▽

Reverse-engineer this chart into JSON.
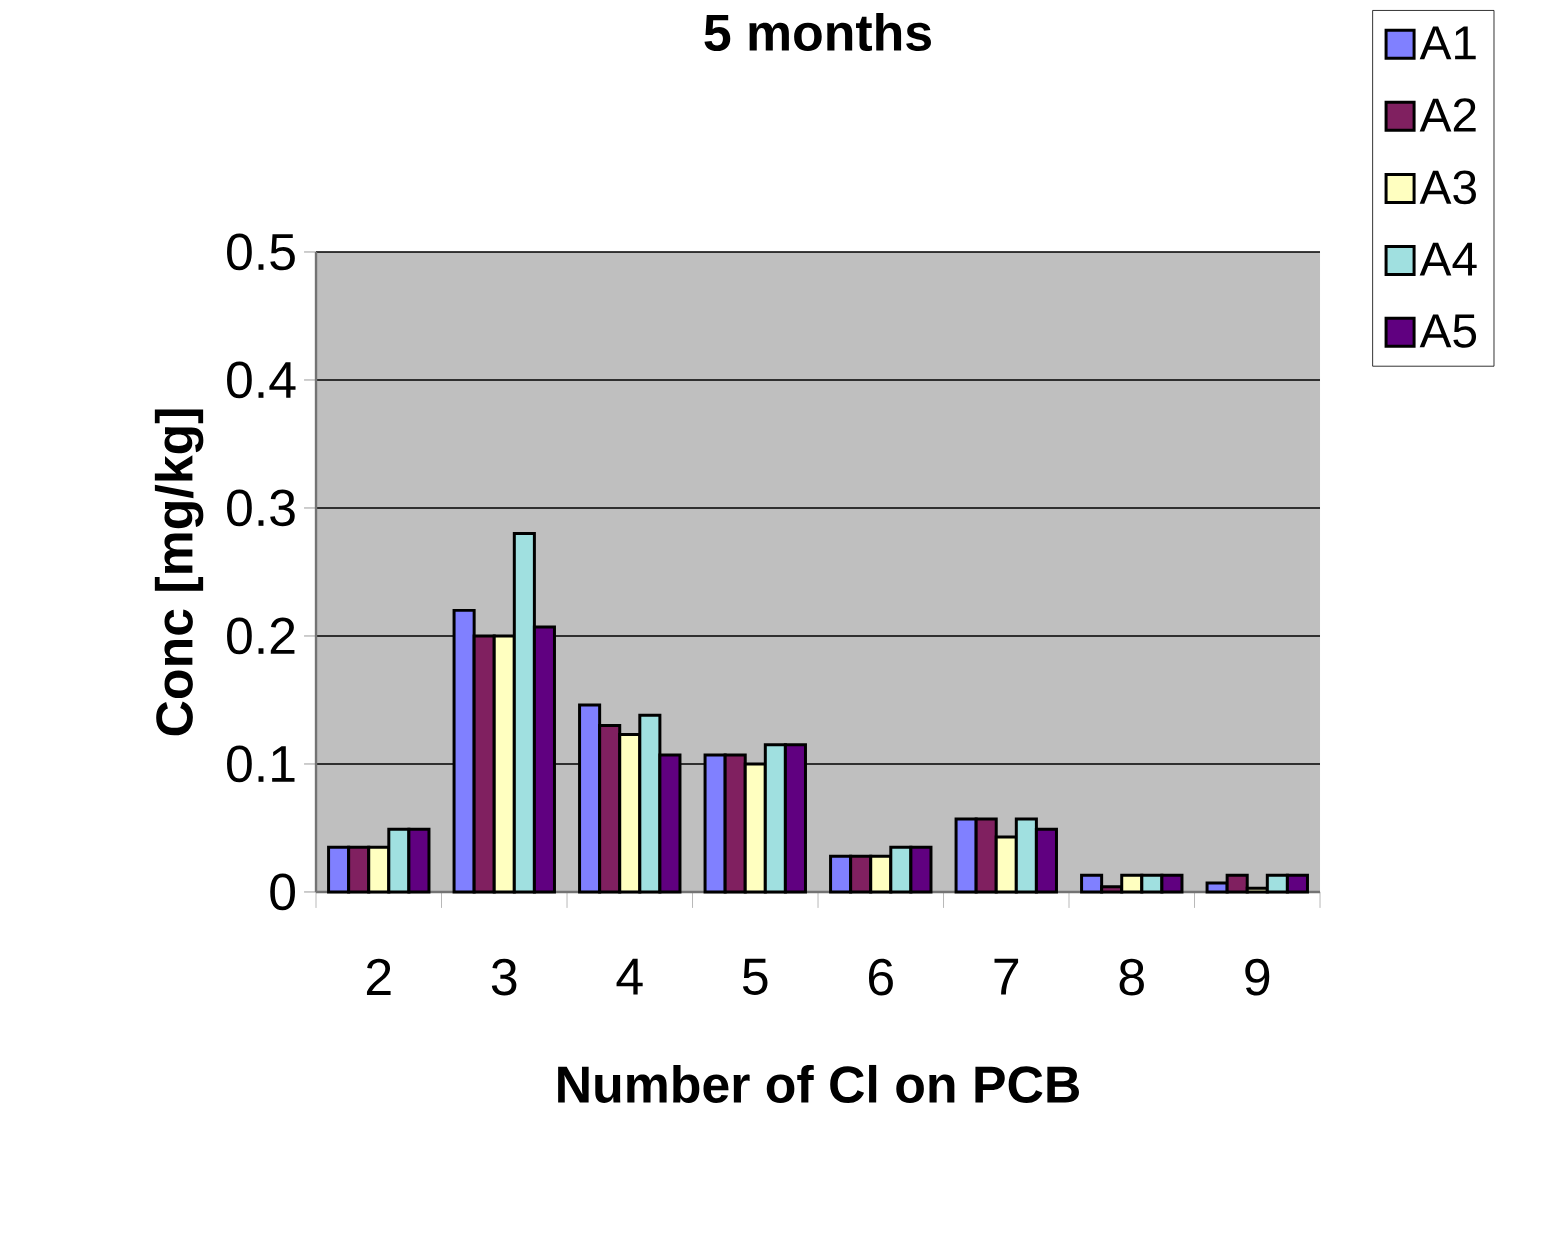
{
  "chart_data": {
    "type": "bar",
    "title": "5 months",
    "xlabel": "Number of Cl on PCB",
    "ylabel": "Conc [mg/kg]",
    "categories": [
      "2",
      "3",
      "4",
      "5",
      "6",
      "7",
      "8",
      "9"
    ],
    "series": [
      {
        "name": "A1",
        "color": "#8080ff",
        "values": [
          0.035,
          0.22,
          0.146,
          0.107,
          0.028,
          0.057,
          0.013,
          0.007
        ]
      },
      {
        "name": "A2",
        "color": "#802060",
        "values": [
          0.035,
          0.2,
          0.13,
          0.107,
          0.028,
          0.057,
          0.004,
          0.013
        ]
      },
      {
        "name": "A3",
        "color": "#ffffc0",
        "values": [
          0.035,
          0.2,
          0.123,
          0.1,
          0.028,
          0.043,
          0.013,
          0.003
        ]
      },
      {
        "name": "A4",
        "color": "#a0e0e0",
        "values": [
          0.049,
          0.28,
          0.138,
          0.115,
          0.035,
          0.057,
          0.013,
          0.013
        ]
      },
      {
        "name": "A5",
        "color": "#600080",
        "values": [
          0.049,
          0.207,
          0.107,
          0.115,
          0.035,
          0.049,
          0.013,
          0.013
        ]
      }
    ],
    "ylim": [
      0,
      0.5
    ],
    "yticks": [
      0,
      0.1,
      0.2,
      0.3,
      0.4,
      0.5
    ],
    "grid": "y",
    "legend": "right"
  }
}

△
▽

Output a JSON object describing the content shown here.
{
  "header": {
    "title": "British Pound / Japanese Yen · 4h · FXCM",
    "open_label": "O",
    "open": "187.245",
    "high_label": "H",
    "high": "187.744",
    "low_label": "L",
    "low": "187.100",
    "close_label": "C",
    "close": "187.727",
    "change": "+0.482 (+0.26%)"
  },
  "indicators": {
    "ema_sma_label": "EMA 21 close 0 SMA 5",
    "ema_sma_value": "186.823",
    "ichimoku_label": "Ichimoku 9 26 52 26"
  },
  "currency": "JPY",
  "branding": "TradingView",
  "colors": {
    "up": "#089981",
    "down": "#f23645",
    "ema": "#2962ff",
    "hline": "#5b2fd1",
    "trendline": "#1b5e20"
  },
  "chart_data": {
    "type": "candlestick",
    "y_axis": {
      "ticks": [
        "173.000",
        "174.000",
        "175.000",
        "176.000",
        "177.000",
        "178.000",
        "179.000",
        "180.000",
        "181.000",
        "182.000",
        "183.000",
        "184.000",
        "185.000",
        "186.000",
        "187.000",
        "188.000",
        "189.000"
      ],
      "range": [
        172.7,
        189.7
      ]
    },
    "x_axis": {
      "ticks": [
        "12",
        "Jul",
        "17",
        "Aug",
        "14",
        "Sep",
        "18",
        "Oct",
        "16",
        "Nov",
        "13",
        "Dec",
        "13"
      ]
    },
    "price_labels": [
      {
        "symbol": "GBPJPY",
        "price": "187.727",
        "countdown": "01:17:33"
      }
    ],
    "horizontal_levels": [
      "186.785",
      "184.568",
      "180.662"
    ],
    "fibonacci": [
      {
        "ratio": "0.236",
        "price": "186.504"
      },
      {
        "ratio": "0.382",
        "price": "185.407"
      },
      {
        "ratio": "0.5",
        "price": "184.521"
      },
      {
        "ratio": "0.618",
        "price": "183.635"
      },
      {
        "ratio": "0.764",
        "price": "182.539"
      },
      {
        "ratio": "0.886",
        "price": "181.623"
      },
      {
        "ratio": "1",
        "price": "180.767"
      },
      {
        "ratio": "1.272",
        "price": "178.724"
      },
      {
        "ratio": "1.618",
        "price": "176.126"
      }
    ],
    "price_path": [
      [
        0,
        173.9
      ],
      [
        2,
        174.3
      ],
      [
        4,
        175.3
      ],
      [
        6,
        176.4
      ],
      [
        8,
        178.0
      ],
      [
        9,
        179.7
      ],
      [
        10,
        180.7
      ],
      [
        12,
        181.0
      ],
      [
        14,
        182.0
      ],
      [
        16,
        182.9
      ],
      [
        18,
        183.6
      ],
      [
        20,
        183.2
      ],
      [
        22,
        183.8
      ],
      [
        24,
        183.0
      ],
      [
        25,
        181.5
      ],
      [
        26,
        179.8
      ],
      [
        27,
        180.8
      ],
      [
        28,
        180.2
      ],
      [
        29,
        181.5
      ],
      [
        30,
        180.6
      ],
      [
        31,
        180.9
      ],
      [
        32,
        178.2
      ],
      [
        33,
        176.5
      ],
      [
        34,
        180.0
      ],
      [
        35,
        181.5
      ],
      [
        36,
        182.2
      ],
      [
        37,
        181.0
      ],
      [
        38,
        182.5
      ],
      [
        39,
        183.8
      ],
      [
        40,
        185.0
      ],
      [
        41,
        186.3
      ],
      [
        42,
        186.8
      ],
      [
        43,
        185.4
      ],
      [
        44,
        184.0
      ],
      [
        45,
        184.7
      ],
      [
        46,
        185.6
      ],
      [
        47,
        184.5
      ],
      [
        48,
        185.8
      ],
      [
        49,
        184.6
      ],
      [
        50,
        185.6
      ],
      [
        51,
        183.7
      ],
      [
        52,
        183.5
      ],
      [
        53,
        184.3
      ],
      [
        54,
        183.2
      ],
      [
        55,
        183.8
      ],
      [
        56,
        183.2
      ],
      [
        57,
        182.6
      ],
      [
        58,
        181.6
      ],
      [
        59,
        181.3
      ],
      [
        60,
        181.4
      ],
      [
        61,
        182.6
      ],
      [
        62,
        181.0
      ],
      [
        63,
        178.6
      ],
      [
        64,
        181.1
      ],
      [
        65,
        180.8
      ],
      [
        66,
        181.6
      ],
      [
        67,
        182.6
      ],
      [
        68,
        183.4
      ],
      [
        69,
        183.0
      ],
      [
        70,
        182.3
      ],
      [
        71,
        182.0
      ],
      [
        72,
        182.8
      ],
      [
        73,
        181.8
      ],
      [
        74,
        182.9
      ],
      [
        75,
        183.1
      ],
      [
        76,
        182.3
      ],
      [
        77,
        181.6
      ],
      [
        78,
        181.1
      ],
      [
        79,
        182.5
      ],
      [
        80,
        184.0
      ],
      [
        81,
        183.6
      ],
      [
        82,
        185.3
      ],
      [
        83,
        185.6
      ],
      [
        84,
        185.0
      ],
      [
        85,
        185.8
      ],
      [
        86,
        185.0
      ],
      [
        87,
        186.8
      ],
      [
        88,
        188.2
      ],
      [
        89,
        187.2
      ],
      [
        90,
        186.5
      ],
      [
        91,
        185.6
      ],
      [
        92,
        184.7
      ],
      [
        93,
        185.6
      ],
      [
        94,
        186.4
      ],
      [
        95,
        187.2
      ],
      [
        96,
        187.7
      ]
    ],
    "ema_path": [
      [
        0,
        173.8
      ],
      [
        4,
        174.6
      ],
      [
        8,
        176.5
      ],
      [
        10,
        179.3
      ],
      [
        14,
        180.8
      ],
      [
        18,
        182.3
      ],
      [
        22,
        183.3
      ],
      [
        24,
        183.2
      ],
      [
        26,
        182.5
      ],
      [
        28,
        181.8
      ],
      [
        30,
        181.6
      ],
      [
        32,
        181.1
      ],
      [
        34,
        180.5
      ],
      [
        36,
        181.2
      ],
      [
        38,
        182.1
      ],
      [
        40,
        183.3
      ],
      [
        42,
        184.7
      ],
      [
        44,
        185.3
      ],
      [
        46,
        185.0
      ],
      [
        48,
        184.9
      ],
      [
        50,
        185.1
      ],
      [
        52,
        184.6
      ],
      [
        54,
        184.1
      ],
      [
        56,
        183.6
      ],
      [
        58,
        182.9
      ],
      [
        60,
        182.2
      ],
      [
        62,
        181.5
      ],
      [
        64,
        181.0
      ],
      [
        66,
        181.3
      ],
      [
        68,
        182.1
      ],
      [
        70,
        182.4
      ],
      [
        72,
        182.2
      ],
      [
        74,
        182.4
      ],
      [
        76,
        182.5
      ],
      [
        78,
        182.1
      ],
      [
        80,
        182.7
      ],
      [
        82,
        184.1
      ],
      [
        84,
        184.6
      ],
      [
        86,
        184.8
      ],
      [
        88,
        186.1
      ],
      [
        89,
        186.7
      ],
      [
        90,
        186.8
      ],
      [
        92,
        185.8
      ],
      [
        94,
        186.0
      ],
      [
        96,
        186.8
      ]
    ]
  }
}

△

_AIM OF THE EXERCISE_
Looking at the listing above, count the lines that contain "name" and give nothing but the number.

_EXERCISE SOLUTION_
5